Directive | Retype the material in full, keeping every word the same.

Given data |

· · · · · · ·

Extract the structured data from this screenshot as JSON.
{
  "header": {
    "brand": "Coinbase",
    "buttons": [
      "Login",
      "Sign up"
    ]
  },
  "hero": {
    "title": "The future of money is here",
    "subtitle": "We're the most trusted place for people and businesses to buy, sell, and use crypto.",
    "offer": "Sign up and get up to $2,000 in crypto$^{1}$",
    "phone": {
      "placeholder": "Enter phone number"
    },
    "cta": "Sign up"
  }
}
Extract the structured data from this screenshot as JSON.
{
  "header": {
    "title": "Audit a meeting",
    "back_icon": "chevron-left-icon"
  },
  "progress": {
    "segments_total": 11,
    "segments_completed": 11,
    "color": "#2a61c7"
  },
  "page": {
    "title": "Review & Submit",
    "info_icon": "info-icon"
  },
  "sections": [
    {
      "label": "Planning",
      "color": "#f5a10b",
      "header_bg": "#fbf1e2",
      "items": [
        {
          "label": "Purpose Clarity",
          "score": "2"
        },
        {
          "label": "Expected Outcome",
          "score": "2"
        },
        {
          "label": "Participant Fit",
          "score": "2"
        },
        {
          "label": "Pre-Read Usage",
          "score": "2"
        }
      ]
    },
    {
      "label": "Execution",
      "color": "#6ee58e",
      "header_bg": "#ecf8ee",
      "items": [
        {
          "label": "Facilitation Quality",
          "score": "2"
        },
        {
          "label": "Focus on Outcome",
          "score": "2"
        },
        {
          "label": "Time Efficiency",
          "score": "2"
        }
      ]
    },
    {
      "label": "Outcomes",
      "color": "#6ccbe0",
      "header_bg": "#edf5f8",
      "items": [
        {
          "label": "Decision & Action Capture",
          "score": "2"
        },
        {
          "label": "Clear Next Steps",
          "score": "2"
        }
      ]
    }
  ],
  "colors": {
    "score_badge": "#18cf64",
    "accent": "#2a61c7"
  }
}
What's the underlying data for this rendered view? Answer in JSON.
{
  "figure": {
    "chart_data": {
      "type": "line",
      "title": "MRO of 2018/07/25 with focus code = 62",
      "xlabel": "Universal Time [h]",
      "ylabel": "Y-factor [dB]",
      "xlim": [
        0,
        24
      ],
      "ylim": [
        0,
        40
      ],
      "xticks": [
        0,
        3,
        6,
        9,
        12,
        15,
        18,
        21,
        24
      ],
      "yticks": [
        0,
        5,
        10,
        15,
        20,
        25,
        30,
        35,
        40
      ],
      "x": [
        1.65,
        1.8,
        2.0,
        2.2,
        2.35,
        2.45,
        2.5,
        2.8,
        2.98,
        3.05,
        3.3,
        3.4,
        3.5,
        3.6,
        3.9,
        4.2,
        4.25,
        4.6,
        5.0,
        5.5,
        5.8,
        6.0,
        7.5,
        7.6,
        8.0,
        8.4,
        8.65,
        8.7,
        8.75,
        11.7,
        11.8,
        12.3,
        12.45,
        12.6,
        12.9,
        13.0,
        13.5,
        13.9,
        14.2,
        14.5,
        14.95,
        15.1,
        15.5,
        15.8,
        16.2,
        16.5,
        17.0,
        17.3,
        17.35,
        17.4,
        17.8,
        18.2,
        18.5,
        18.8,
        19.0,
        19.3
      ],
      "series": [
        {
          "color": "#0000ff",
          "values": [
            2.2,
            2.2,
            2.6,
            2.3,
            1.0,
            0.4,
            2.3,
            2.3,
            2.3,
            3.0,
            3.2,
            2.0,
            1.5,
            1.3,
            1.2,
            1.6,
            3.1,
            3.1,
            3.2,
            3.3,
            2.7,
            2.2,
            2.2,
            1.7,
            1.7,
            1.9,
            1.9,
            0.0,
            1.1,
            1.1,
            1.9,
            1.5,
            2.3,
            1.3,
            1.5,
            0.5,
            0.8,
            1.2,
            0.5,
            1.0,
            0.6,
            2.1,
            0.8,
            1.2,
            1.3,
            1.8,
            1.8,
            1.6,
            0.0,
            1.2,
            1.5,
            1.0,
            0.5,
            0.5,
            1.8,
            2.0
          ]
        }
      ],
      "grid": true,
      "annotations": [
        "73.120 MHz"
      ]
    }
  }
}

· · · · · · ·

Solution for this exercise |
Extract the structured data from this screenshot as JSON.
{
  "header": {
    "brand": "Coinbase",
    "buttons": [
      "Login",
      "Sign up"
    ]
  },
  "hero": {
    "title": "The future of money is here",
    "subtitle": "We're the most trusted place for people and businesses to buy, sell, and use crypto.",
    "offer": "Sign up and get up to $2,000 in crypto$^{1}$",
    "phone": {
      "placeholder": "Enter phone number"
    },
    "cta": "Sign up"
  }
}
Extract the structured data from this screenshot as JSON.
{
  "header": {
    "title": "Audit a meeting",
    "back_icon": "chevron-left-icon"
  },
  "progress": {
    "segments_total": 11,
    "segments_completed": 11,
    "color": "#2a61c7"
  },
  "page": {
    "title": "Review & Submit",
    "info_icon": "info-icon"
  },
  "sections": [
    {
      "label": "Planning",
      "color": "#f5a10b",
      "header_bg": "#fbf1e2",
      "items": [
        {
          "label": "Purpose Clarity",
          "score": "2"
        },
        {
          "label": "Expected Outcome",
          "score": "2"
        },
        {
          "label": "Participant Fit",
          "score": "2"
        },
        {
          "label": "Pre-Read Usage",
          "score": "2"
        }
      ]
    },
    {
      "label": "Execution",
      "color": "#6ee58e",
      "header_bg": "#ecf8ee",
      "items": [
        {
          "label": "Facilitation Quality",
          "score": "2"
        },
        {
          "label": "Focus on Outcome",
          "score": "2"
        },
        {
          "label": "Time Efficiency",
          "score": "2"
        }
      ]
    },
    {
      "label": "Outcomes",
      "color": "#6ccbe0",
      "header_bg": "#edf5f8",
      "items": [
        {
          "label": "Decision & Action Capture",
          "score": "2"
        },
        {
          "label": "Clear Next Steps",
          "score": "2"
        }
      ]
    }
  ],
  "colors": {
    "score_badge": "#18cf64",
    "accent": "#2a61c7"
  }
}
What's the underlying data for this rendered view? Answer in JSON.
{
  "figure": {
    "chart_data": {
      "type": "line",
      "title": "MRO of 2018/07/25 with focus code = 62",
      "xlabel": "Universal Time [h]",
      "ylabel": "Y-factor [dB]",
      "xlim": [
        0,
        24
      ],
      "ylim": [
        0,
        40
      ],
      "xticks": [
        0,
        3,
        6,
        9,
        12,
        15,
        18,
        21,
        24
      ],
      "yticks": [
        0,
        5,
        10,
        15,
        20,
        25,
        30,
        35,
        40
      ],
      "x": [
        1.65,
        1.8,
        2.0,
        2.2,
        2.35,
        2.45,
        2.5,
        2.8,
        2.98,
        3.05,
        3.3,
        3.4,
        3.5,
        3.6,
        3.9,
        4.2,
        4.25,
        4.6,
        5.0,
        5.5,
        5.8,
        6.0,
        7.5,
        7.6,
        8.0,
        8.4,
        8.65,
        8.7,
        8.75,
        11.7,
        11.8,
        12.3,
        12.45,
        12.6,
        12.9,
        13.0,
        13.5,
        13.9,
        14.2,
        14.5,
        14.95,
        15.1,
        15.5,
        15.8,
        16.2,
        16.5,
        17.0,
        17.3,
        17.35,
        17.4,
        17.8,
        18.2,
        18.5,
        18.8,
        19.0,
        19.3
      ],
      "series": [
        {
          "color": "#0000ff",
          "values": [
            2.2,
            2.2,
            2.6,
            2.3,
            1.0,
            0.4,
            2.3,
            2.3,
            2.3,
            3.0,
            3.2,
            2.0,
            1.5,
            1.3,
            1.2,
            1.6,
            3.1,
            3.1,
            3.2,
            3.3,
            2.7,
            2.2,
            2.2,
            1.7,
            1.7,
            1.9,
            1.9,
            0.0,
            1.1,
            1.1,
            1.9,
            1.5,
            2.3,
            1.3,
            1.5,
            0.5,
            0.8,
            1.2,
            0.5,
            1.0,
            0.6,
            2.1,
            0.8,
            1.2,
            1.3,
            1.8,
            1.8,
            1.6,
            0.0,
            1.2,
            1.5,
            1.0,
            0.5,
            0.5,
            1.8,
            2.0
          ]
        }
      ],
      "grid": true,
      "annotations": [
        "73.120 MHz"
      ]
    }
  }
}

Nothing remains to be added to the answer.